== SOURCE PASSAGE ==
Find 2 numbers in an unsorted array equal to a given sum

Question

We need to find pair of numbers in an array whose sum is equal to a given value.

A = {6,4,5,7,9,1,2}

Sum = 10 Then the pairs are - {6,4} ,

Answer 1

Python 2.7 Implementation:

import itertools
list = [1, 1, 2, 3, 4, 5,]
uniquelist = set(list)
targetsum = 5
for n in itertools.combinations(uniquelist, 2):
    if n[0] + n[1] == targetsum:
    print str(n[0]) + " + " + str(n[1])

Output:

1 + 4
2 + 3

Answer 2

Shouldn't iterating from both ends just solve the problem?

Sort the array. And start comparing from both ends.

if((arr[start] + arr[end]) < sum) start++;
if((arr[start] + arr[end]) > sum) end--;
if((arr[start] + arr[end]) = sum) {print arr[start] "," arr[end] ; start++}
if(start > end)  break;

Time Complexity O(nlogn)

Answer 3

https://github.com/clockzhong/findSumPairNumber

#! /usr/bin/env python
import sys
import os
import re


#get the number list
numberListStr=raw_input("Please input your number list (seperated by spaces)...\n")
numberList=[int(i) for i in numberListStr.split()]
print 'you have input the following number list:'
print numberList

#get the sum target value
sumTargetStr=raw_input("Please input your target number:\n")
sumTarget=int(sumTargetStr)
print 'your target is: '
print sumTarget


def generatePairsWith2IndexLists(list1, list2):
    result=[]
    for item1 in list1:
        for item2 in list2:
            #result.append([item1, item2])
            result.append([item1+1, item2+1])
    #print result
    return result

def generatePairsWithOneIndexLists(list1):
    result=[]
    index = 0
    while index< (len(list1)-1):
        index2=index+1
        while index2 < len(list1):
            #result.append([list1[index],list1[index2]])
            result.append([list1[index]+1,list1[index2]+1])
            index2+=1
        index+=1
    return result


def getPairs(numList, target):
    pairList=[]
    candidateSlots=[] ##we have (target-1) slots 

    #init the candidateSlots list
    index=0
    while index < target+1:
        candidateSlots.append(None)
        index+=1

    #generate the candidateSlots, contribute O(n) complexity
    index=0
    while index<len(numList):
        if numList[index]<=target and numList[index]>=0:
            #print 'index:',index
            #print 'numList[index]:',numList[index]     
            #print 'len(candidateSlots):',len(candidateSlots)
            if candidateSlots[numList[index]]==None:
                candidateSlots[numList[index]]=[index]
            else:
                candidateSlots[numList[index]].append(index)

== DATA EXTRACT ==
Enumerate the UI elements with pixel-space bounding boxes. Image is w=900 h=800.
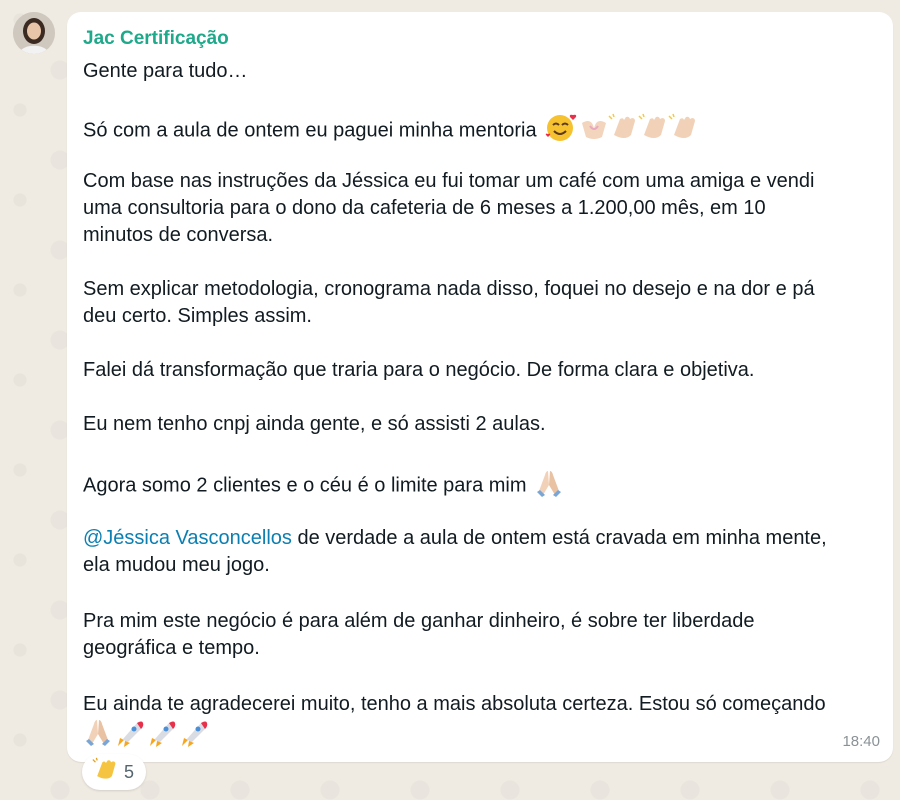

== PROBLEMS TO WORK ON ==
A - From the thread, return the passage starting with "#init the candidateSlots" and going on through "#print 'len(candidateSlots):',len(candidateSlots)".
B - In the thread, what time complexity does Answer 2 give for its approach?
C - Does each statement agree with the thread? (i) Answer 1's code is written for Python 2.7. (ii) Answer 2 says the array should be sorted before comparing from both ends. (iii) Answer 1's code uses a target sum of 10.
The material isn't needed for anything here.

== FINAL RESULTS ==
A -
#init the candidateSlots list
    index=0
    while index < target+1:
        candidateSlots.append(None)
        index+=1

    #generate the candidateSlots, contribute O(n) complexity
    index=0
    while index<len(numList):
        if numList[index]<=target and numList[index]>=0:
            #print 'index:',index
            #print 'numList[index]:',numList[index]     
            #print 'len(candidateSlots):',len(candidateSlots)

B - O(nlogn)

C -
(i) Yes: "Python 2.7 Implementation:"
(ii) Yes: "Sort the array. And start comparing from both ends."
(iii) No: "targetsum = 5"